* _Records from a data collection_

--- START ---

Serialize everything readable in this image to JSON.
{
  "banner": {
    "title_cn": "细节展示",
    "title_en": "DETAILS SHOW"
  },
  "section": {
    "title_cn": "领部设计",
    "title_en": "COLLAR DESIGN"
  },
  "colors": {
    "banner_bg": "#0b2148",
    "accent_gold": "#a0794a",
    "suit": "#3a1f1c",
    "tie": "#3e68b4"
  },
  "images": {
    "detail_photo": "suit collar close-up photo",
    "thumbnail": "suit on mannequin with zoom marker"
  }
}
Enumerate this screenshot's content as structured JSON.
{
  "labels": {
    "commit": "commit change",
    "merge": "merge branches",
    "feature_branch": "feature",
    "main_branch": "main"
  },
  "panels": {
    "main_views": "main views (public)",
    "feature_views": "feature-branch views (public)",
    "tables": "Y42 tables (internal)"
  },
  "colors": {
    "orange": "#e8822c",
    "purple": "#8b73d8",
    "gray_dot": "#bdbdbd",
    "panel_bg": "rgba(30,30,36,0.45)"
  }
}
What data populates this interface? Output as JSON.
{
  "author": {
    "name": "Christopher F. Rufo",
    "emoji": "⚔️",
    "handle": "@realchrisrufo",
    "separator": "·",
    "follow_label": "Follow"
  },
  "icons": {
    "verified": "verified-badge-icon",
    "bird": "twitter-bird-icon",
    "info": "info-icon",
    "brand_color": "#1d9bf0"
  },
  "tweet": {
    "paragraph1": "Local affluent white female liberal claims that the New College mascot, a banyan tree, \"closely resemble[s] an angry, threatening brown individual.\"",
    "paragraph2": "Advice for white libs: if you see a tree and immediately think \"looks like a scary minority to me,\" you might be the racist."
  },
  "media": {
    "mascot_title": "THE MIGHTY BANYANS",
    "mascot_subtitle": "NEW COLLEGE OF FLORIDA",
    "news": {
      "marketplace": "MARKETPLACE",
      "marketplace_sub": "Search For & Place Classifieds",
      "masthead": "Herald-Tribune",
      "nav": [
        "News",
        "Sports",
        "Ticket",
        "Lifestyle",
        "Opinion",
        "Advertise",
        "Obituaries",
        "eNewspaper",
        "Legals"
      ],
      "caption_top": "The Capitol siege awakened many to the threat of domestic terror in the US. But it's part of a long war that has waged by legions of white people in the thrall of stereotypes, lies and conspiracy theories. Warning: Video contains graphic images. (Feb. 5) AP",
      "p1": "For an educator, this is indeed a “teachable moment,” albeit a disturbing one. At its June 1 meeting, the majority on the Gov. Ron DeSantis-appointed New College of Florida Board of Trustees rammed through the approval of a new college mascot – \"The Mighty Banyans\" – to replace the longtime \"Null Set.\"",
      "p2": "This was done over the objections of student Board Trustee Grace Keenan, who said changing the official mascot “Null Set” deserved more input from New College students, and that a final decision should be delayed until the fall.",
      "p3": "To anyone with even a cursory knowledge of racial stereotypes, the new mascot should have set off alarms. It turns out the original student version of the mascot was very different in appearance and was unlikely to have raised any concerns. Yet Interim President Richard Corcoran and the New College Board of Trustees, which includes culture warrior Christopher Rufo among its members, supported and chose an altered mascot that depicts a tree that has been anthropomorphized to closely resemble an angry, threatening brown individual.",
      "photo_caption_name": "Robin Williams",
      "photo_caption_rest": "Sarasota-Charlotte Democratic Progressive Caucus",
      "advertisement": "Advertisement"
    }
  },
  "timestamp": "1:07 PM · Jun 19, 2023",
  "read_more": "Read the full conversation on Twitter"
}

--- END ---

* _Exercise directions_
In the lines above, find each one with "JSON" and list it.

* _Problem solution_
Serialize everything readable in this image to JSON.
Enumerate this screenshot's content as structured JSON.
What data populates this interface? Output as JSON.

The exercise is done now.